Saved data entries ▸

....................

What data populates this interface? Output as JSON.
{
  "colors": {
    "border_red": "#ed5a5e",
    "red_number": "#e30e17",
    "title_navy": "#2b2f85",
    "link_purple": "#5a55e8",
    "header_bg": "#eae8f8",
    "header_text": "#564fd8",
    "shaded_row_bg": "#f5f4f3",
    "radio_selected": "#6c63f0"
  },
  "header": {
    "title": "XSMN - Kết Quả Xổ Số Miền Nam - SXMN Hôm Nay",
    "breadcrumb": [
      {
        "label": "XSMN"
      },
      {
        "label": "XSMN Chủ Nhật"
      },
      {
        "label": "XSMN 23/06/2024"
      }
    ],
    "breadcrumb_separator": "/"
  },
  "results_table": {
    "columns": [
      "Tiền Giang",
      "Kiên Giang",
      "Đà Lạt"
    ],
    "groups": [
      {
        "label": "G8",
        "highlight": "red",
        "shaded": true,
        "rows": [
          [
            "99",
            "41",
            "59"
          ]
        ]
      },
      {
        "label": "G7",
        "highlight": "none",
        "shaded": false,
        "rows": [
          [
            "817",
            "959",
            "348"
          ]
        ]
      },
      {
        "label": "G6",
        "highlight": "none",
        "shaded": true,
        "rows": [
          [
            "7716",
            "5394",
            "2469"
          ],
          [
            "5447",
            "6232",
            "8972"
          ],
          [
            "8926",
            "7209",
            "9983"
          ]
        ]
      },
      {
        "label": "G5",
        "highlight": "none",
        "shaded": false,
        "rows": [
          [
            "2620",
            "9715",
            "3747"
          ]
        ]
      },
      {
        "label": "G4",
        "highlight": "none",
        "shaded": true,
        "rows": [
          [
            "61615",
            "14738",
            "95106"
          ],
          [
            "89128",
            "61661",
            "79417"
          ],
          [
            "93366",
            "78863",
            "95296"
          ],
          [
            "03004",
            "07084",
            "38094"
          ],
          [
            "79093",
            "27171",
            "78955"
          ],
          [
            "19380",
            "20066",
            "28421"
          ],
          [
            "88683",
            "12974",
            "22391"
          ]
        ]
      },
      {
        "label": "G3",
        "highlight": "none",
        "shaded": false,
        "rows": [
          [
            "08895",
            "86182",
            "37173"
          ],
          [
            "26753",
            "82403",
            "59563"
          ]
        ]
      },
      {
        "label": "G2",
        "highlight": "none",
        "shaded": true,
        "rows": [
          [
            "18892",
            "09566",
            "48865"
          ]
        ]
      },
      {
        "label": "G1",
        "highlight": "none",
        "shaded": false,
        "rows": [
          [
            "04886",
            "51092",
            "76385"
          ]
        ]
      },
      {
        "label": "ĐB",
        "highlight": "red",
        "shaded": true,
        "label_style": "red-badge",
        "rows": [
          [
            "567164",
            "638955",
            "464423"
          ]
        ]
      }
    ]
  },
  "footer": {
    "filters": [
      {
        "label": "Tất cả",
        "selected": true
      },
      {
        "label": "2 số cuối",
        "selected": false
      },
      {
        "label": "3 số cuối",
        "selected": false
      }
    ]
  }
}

....................

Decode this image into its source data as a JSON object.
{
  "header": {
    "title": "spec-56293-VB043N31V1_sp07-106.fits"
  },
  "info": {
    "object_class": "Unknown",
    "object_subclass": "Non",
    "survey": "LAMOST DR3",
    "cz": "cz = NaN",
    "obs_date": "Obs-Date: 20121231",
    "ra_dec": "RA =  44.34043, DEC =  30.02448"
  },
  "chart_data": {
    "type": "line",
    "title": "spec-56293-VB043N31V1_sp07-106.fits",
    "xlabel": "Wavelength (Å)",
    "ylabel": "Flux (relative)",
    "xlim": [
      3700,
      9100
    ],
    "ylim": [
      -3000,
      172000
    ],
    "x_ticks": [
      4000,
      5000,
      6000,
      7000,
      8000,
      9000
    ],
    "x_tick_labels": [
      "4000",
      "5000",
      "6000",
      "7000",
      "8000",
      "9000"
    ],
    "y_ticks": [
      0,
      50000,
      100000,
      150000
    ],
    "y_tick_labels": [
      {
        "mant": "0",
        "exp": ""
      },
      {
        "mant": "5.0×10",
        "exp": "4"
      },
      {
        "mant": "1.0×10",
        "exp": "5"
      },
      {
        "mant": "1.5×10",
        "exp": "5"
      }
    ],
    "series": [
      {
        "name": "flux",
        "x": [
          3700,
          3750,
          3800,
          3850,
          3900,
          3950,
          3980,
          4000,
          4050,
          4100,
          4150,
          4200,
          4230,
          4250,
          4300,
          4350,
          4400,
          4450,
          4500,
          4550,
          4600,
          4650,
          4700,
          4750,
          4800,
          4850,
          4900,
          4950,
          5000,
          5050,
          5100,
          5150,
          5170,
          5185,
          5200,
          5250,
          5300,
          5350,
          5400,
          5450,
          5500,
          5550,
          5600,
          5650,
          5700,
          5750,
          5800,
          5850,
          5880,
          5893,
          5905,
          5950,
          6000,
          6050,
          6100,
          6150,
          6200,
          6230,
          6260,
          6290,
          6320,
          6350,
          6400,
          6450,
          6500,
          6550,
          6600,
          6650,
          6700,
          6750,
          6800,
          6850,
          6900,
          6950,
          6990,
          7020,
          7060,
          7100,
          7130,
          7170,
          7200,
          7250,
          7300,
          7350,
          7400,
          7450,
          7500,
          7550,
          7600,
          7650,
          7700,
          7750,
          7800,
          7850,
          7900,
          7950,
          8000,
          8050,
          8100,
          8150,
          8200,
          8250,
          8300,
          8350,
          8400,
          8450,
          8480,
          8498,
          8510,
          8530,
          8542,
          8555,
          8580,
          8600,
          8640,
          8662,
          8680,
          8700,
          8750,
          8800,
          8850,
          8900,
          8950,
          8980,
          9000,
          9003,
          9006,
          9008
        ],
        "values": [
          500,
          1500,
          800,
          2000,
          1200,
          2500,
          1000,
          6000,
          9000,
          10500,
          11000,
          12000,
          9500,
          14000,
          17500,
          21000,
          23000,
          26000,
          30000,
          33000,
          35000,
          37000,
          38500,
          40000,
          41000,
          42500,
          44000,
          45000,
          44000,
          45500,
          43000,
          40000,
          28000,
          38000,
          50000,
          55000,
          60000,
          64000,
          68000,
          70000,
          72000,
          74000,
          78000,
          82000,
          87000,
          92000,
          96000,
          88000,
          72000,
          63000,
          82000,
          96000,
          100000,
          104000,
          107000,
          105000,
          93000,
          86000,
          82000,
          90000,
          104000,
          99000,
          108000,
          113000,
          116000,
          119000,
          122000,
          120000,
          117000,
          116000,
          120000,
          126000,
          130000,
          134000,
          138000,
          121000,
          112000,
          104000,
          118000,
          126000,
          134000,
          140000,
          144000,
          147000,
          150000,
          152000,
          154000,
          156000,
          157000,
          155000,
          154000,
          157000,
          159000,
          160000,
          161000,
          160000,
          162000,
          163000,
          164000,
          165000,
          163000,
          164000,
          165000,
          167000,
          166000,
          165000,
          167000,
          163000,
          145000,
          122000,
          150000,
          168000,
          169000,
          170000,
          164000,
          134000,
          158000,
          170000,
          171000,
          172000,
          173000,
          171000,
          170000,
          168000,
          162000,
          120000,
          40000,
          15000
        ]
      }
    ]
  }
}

....................

What you should do ▸ Pull out all lines from the entries above that include the word "JSON".

Response for this exercise ▸
What data populates this interface? Output as JSON.
Decode this image into its source data as a JSON object.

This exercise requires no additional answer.